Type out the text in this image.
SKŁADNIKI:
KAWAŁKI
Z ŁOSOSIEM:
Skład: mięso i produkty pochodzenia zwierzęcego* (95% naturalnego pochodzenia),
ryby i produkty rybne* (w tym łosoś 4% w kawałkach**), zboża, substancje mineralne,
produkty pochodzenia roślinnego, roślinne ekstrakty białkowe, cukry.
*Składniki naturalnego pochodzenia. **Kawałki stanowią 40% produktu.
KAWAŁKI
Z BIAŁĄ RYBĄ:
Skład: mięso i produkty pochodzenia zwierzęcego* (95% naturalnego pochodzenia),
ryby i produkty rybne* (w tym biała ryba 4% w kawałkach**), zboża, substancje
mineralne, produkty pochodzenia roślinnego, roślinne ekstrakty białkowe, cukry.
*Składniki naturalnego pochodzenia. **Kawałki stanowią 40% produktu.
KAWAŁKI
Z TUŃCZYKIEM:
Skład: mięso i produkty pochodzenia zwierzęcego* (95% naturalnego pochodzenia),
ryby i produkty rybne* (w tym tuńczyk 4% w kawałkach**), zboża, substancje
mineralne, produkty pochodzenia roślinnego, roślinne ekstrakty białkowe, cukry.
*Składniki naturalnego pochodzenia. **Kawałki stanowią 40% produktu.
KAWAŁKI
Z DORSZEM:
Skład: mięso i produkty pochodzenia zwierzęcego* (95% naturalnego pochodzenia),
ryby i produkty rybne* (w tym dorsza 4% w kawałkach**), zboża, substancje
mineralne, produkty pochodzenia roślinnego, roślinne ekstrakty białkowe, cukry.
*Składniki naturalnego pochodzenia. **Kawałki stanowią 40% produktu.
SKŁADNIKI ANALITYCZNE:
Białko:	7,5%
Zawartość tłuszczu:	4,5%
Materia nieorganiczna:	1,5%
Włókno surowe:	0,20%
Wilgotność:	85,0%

::::::::

[WHAT THE TASK ASKS]: Retype the whole listing, matching it exactly.

[RESULT OF THE EXERCISE]:
Type out the text in this image.
SKŁADNIKI:
KAWAŁKI
Z ŁOSOSIEM:
Skład: mięso i produkty pochodzenia zwierzęcego* (95% naturalnego pochodzenia),
ryby i produkty rybne* (w tym łosoś 4% w kawałkach**), zboża, substancje mineralne,
produkty pochodzenia roślinnego, roślinne ekstrakty białkowe, cukry.
*Składniki naturalnego pochodzenia. **Kawałki stanowią 40% produktu.
KAWAŁKI
Z BIAŁĄ RYBĄ:
Skład: mięso i produkty pochodzenia zwierzęcego* (95% naturalnego pochodzenia),
ryby i produkty rybne* (w tym biała ryba 4% w kawałkach**), zboża, substancje
mineralne, produkty pochodzenia roślinnego, roślinne ekstrakty białkowe, cukry.
*Składniki naturalnego pochodzenia. **Kawałki stanowią 40% produktu.
KAWAŁKI
Z TUŃCZYKIEM:
Skład: mięso i produkty pochodzenia zwierzęcego* (95% naturalnego pochodzenia),
ryby i produkty rybne* (w tym tuńczyk 4% w kawałkach**), zboża, substancje
mineralne, produkty pochodzenia roślinnego, roślinne ekstrakty białkowe, cukry.
*Składniki naturalnego pochodzenia. **Kawałki stanowią 40% produktu.
KAWAŁKI
Z DORSZEM:
Skład: mięso i produkty pochodzenia zwierzęcego* (95% naturalnego pochodzenia),
ryby i produkty rybne* (w tym dorsza 4% w kawałkach**), zboża, substancje
mineralne, produkty pochodzenia roślinnego, roślinne ekstrakty białkowe, cukry.
*Składniki naturalnego pochodzenia. **Kawałki stanowią 40% produktu.
SKŁADNIKI ANALITYCZNE:
Białko:	7,5%
Zawartość tłuszczu:	4,5%
Materia nieorganiczna:	1,5%
Włókno surowe:	0,20%
Wilgotność:	85,0%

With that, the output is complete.